● TASK TO CARRY OUT: Check every line below for the string "this", and copy the lines that contain it.

[Stored records]
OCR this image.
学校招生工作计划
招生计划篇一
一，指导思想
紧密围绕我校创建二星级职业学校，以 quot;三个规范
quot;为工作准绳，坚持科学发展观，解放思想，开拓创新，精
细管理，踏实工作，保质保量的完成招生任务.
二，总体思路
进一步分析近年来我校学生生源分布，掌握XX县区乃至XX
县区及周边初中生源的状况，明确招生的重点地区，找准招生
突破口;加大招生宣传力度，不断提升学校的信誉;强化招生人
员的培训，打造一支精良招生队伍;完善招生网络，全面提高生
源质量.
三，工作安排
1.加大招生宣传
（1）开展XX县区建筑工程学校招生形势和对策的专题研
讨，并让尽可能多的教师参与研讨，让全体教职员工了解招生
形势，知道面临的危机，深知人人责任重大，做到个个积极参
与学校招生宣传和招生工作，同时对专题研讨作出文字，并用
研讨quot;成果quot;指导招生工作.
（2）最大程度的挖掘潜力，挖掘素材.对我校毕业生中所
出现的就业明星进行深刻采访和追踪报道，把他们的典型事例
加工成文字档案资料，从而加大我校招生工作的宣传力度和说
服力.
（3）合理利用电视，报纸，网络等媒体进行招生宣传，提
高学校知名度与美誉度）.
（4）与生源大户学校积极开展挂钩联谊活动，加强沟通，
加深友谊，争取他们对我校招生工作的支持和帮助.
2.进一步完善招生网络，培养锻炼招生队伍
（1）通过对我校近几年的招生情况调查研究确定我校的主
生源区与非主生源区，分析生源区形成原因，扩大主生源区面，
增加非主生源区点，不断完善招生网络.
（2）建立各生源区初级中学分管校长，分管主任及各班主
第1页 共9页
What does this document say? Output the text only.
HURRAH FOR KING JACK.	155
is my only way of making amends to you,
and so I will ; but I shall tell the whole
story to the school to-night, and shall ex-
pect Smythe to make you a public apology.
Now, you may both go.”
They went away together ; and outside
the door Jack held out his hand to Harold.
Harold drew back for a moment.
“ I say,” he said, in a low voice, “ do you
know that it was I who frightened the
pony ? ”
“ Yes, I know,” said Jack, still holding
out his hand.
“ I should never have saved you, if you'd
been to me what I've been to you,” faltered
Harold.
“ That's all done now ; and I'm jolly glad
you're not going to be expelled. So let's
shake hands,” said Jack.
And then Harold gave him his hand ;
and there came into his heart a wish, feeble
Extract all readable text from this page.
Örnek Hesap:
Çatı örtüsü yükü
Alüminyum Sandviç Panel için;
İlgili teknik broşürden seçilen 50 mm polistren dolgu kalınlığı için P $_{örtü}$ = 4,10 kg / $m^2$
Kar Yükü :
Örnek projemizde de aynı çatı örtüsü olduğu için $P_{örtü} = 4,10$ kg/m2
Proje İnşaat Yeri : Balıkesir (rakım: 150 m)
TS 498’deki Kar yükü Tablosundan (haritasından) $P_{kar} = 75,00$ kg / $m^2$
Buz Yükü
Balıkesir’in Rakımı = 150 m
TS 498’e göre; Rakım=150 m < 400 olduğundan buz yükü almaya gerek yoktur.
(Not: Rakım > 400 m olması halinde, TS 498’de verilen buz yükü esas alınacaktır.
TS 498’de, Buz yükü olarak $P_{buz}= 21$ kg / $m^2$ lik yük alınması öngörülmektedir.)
==
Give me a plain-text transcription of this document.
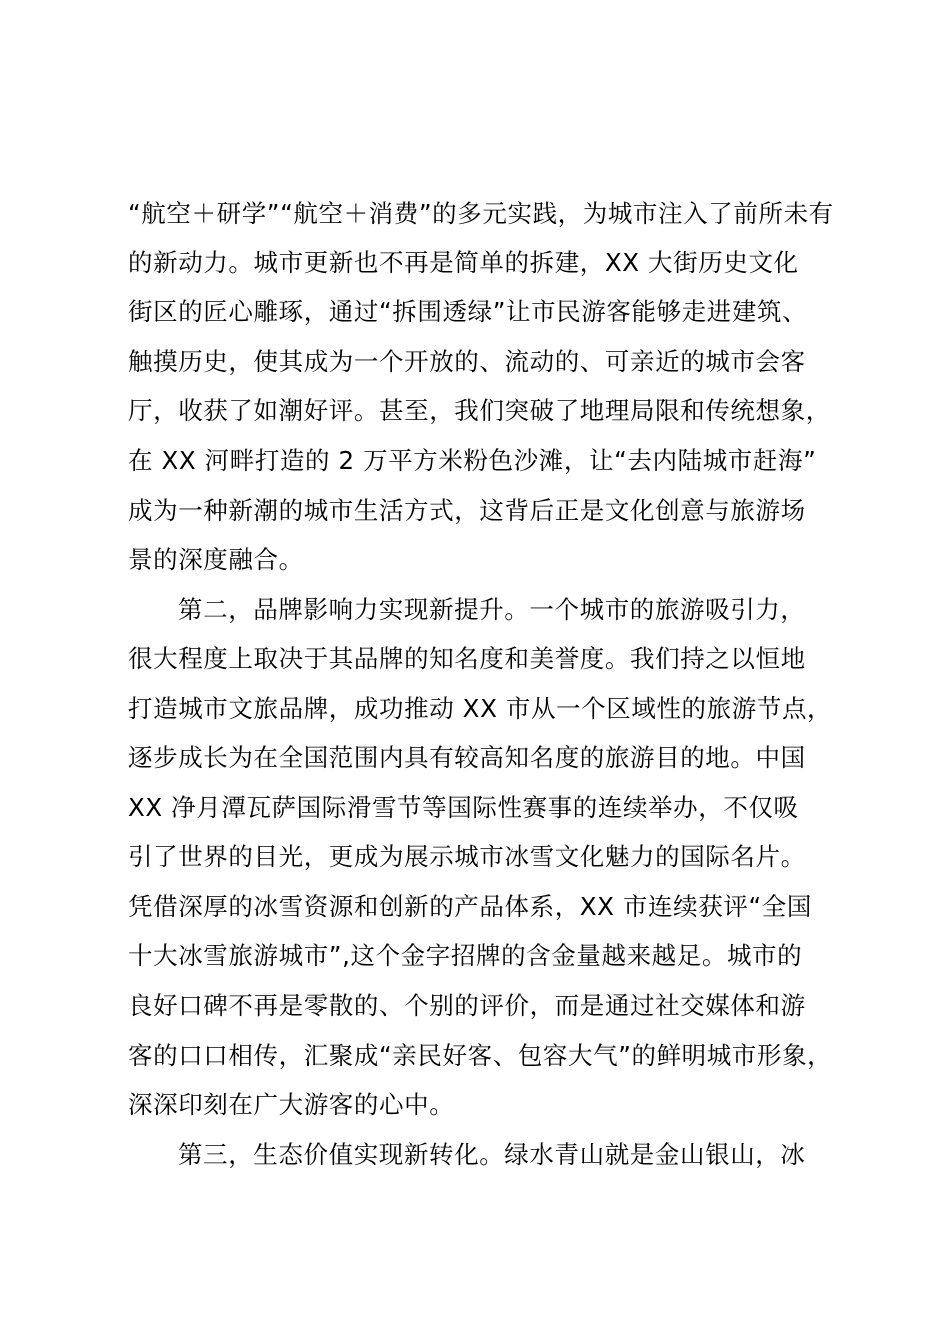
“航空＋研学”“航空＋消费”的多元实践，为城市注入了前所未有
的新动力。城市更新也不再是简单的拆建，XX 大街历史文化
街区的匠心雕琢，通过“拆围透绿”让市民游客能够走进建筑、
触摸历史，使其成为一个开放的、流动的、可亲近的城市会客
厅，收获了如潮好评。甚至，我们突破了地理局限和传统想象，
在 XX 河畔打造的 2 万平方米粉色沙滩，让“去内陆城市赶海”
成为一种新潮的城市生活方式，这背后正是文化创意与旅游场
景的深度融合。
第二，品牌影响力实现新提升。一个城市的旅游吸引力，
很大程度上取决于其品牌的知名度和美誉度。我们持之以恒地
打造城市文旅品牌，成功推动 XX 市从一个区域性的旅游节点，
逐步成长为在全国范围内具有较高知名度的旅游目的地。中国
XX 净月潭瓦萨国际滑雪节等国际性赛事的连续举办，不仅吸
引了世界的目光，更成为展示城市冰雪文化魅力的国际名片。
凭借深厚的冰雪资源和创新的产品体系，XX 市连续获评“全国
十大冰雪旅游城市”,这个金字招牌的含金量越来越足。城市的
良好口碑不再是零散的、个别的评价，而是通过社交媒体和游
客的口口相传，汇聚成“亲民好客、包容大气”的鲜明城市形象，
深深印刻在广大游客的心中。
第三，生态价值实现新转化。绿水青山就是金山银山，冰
* * *
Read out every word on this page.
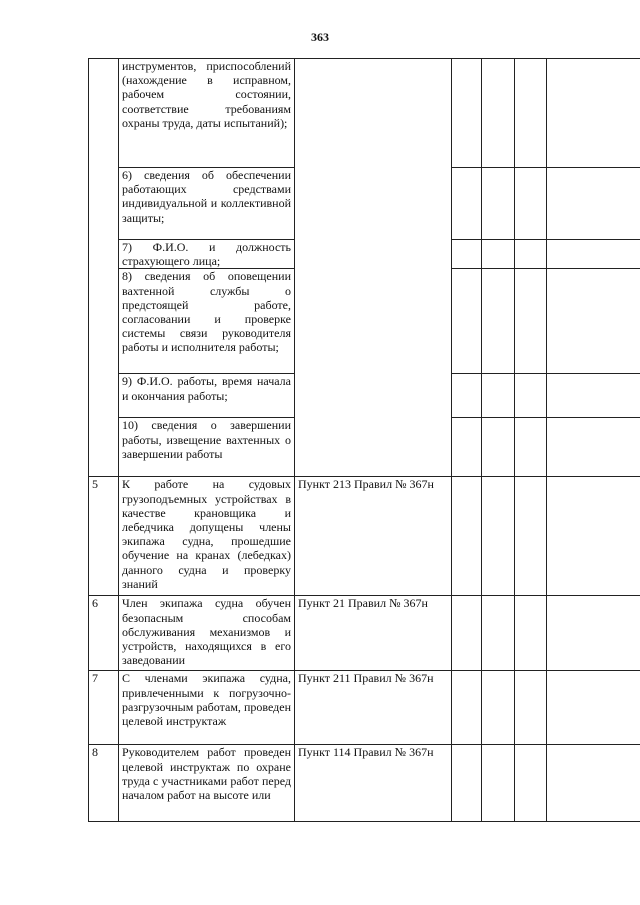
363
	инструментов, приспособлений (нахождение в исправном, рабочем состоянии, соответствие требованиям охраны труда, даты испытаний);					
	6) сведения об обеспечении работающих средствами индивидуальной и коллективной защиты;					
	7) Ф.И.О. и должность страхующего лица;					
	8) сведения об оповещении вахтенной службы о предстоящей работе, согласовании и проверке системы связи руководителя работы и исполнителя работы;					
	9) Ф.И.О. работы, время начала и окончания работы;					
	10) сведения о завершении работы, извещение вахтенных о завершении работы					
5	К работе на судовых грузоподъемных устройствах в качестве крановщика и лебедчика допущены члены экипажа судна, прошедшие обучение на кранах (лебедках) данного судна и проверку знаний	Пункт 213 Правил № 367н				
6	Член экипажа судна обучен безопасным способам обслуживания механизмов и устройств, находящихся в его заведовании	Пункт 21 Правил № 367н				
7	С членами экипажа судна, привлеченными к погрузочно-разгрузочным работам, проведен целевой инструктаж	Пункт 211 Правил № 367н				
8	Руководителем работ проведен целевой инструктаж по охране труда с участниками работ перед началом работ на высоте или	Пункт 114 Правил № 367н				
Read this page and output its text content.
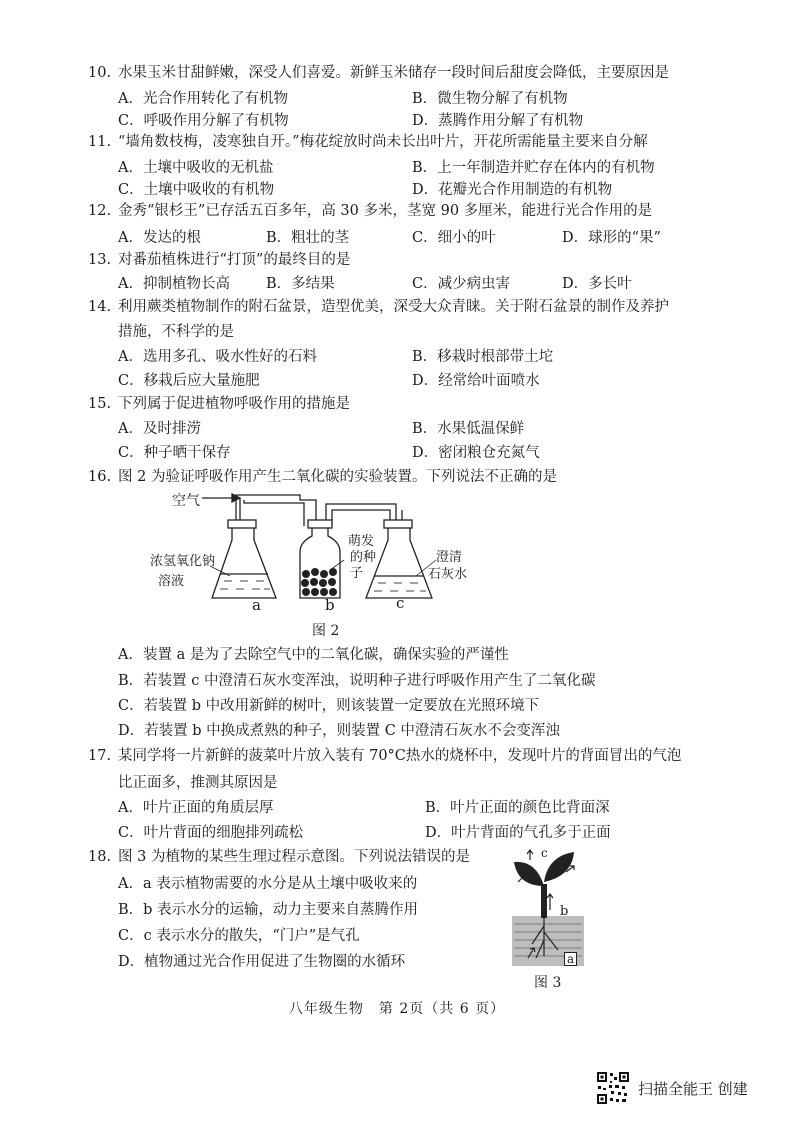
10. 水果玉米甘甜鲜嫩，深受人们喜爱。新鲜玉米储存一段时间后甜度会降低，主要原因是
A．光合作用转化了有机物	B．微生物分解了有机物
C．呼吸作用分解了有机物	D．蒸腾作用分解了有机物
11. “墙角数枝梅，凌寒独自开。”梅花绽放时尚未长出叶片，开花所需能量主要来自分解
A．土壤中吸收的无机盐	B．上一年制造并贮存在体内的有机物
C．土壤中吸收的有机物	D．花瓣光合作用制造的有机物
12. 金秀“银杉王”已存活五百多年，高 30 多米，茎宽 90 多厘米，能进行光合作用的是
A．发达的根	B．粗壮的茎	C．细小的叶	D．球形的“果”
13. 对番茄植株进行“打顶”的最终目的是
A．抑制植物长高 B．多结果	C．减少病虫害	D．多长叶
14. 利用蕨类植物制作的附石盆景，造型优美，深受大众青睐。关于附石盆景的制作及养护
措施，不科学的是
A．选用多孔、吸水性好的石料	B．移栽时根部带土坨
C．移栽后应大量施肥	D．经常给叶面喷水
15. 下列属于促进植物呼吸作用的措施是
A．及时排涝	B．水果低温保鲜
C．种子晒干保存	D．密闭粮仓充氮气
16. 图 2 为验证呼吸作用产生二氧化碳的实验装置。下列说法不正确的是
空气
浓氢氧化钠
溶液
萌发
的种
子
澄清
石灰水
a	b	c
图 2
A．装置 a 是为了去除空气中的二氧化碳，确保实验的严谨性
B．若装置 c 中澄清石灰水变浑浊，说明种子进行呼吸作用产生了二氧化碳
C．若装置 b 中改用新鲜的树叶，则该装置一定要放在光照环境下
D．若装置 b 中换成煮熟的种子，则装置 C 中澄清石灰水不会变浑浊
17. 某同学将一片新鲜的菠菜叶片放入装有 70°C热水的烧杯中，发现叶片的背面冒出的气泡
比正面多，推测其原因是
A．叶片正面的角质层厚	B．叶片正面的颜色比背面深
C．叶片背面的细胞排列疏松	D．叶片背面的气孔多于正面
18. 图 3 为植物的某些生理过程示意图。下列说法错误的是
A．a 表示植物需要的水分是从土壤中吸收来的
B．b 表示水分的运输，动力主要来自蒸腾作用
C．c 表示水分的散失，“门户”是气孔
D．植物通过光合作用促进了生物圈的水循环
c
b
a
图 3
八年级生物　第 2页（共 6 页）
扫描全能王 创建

● FULL SOLUTION:
OCR this image.
What does this document say? Output the text only.
Extract all readable text from this page.
Give me a plain-text transcription of this document.
Read out every word on this page.
Read this page and output its text content.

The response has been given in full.